AIM> Report all lines from the entries below in which "name" appears.

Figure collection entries
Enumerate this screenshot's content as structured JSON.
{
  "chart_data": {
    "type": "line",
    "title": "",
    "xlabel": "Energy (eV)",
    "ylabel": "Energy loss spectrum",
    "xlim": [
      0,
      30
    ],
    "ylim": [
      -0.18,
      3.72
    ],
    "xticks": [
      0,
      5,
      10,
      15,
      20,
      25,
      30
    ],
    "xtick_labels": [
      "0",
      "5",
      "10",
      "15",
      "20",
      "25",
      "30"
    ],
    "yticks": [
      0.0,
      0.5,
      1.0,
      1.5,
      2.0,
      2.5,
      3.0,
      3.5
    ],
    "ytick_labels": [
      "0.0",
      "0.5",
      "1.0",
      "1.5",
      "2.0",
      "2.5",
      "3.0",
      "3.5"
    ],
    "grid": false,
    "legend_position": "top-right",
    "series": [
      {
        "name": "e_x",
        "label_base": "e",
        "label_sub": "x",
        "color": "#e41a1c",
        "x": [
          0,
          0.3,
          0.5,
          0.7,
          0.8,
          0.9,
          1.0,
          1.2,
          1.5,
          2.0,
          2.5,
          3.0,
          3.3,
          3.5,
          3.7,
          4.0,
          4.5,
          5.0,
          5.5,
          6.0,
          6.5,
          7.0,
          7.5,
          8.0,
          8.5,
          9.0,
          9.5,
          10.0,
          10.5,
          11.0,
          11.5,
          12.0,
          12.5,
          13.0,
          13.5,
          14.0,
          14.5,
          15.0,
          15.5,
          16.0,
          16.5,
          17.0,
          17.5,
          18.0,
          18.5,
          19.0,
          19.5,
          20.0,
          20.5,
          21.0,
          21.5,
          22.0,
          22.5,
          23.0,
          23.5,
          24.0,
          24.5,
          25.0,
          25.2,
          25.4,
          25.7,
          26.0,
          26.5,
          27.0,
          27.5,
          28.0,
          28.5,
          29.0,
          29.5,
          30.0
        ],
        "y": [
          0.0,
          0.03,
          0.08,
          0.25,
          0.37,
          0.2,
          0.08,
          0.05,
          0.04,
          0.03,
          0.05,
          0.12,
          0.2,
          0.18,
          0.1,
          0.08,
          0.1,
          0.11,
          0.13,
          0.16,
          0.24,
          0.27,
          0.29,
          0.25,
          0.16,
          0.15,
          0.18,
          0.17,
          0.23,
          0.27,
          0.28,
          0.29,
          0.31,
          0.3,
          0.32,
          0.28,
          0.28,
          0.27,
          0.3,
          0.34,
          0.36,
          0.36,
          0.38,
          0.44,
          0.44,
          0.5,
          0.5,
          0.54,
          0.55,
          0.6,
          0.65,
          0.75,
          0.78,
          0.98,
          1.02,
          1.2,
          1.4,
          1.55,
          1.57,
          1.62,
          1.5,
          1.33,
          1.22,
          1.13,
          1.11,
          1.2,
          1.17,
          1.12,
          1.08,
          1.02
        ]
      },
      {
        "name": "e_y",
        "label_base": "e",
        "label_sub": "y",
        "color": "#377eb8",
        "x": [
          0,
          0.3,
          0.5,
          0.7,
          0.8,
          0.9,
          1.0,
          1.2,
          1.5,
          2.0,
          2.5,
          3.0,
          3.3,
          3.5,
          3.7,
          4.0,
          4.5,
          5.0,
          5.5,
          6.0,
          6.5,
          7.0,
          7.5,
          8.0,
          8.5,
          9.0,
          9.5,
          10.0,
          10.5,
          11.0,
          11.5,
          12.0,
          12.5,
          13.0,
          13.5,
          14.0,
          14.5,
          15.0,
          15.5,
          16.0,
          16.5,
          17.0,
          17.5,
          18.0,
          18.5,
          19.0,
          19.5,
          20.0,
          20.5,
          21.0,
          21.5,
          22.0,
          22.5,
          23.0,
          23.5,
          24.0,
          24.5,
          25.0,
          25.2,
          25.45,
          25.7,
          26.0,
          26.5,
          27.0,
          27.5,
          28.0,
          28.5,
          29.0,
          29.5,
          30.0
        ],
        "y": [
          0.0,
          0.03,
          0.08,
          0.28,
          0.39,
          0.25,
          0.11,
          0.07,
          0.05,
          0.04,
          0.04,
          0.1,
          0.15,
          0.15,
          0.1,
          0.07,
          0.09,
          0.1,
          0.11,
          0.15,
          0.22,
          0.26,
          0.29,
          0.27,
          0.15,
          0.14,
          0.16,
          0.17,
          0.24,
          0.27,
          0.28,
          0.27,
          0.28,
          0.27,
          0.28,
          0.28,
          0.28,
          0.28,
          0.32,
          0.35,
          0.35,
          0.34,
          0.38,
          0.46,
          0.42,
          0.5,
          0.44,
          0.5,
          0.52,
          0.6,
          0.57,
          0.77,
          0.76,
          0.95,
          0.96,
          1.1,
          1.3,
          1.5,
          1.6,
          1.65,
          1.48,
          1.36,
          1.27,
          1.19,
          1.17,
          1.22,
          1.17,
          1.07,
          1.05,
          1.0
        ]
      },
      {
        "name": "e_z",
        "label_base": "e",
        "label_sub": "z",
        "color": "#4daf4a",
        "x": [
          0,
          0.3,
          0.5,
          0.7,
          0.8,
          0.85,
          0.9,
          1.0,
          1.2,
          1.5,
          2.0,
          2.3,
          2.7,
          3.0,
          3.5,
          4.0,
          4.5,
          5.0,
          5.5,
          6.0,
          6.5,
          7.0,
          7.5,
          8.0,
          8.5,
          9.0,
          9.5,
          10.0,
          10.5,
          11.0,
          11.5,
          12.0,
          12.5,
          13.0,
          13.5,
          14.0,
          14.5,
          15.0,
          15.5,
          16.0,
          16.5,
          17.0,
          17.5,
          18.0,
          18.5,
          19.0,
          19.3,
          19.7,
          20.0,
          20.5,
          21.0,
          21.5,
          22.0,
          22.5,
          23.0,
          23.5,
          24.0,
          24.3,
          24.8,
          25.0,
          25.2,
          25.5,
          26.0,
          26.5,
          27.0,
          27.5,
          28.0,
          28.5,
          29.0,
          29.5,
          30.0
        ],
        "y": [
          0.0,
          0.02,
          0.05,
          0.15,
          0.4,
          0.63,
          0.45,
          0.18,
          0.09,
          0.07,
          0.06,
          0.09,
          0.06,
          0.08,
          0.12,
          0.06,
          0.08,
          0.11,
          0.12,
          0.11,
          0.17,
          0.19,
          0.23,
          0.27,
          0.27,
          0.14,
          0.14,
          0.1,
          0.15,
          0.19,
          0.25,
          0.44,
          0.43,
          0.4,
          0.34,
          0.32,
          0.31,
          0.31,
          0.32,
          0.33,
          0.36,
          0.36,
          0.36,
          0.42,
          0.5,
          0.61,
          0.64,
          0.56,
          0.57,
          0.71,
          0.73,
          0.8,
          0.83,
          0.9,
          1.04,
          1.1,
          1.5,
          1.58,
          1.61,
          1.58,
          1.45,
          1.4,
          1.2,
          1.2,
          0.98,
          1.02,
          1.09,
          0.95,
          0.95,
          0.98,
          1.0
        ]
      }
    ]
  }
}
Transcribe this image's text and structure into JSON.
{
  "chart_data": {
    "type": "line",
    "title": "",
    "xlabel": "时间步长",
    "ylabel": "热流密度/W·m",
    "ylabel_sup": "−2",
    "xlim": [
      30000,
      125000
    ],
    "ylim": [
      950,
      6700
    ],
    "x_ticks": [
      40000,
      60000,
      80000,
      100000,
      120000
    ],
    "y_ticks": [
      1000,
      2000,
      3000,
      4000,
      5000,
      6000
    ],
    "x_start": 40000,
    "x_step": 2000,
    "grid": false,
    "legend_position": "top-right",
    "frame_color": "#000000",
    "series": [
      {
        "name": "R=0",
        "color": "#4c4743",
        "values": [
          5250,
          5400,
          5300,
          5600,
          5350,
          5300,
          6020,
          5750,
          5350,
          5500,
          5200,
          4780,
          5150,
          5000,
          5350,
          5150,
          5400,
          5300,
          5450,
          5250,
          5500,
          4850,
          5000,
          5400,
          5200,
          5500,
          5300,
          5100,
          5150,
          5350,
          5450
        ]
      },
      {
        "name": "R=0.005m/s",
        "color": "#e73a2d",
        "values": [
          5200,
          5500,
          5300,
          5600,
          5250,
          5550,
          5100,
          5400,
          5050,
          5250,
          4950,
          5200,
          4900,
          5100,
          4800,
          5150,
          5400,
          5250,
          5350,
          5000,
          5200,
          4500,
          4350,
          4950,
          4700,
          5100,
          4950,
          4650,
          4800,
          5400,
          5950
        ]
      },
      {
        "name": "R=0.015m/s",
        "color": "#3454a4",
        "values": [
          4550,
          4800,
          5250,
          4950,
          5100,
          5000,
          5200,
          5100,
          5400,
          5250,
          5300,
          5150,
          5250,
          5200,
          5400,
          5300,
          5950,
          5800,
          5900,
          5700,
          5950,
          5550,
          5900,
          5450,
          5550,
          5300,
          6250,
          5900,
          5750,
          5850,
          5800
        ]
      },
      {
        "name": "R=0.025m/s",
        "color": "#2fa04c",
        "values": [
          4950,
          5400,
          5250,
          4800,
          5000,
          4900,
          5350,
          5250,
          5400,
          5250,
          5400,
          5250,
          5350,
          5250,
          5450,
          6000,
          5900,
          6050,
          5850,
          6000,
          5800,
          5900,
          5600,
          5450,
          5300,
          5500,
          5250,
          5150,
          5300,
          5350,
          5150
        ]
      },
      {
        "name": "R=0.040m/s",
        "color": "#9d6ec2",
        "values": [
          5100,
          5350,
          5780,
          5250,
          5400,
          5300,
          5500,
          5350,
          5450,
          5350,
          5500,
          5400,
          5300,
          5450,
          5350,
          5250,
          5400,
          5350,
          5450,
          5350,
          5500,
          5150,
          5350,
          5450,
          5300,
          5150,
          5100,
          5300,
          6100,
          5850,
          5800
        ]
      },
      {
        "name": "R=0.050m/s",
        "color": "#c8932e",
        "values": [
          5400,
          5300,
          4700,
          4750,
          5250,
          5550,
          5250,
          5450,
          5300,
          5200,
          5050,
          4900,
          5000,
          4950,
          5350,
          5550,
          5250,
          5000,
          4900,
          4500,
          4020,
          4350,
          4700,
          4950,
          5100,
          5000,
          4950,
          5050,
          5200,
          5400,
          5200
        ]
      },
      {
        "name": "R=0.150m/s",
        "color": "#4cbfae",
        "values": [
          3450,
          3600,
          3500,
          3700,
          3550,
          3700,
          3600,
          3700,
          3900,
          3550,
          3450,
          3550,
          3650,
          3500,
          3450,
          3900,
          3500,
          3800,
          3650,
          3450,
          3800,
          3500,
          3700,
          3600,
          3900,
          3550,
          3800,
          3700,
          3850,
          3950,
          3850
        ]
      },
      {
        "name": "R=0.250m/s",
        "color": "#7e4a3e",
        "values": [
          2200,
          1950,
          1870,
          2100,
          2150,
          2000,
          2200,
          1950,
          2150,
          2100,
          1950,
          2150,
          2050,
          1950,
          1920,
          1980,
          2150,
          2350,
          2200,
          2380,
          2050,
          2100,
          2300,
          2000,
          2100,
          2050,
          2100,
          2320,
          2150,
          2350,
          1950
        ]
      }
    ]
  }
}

EXPECTED ANSWER>
        "name": "e_x",
        "name": "e_y",
        "name": "e_z",
        "name": "R=0",
        "name": "R=0.005m/s",
        "name": "R=0.015m/s",
        "name": "R=0.025m/s",
        "name": "R=0.040m/s",
        "name": "R=0.050m/s",
        "name": "R=0.150m/s",
        "name": "R=0.250m/s",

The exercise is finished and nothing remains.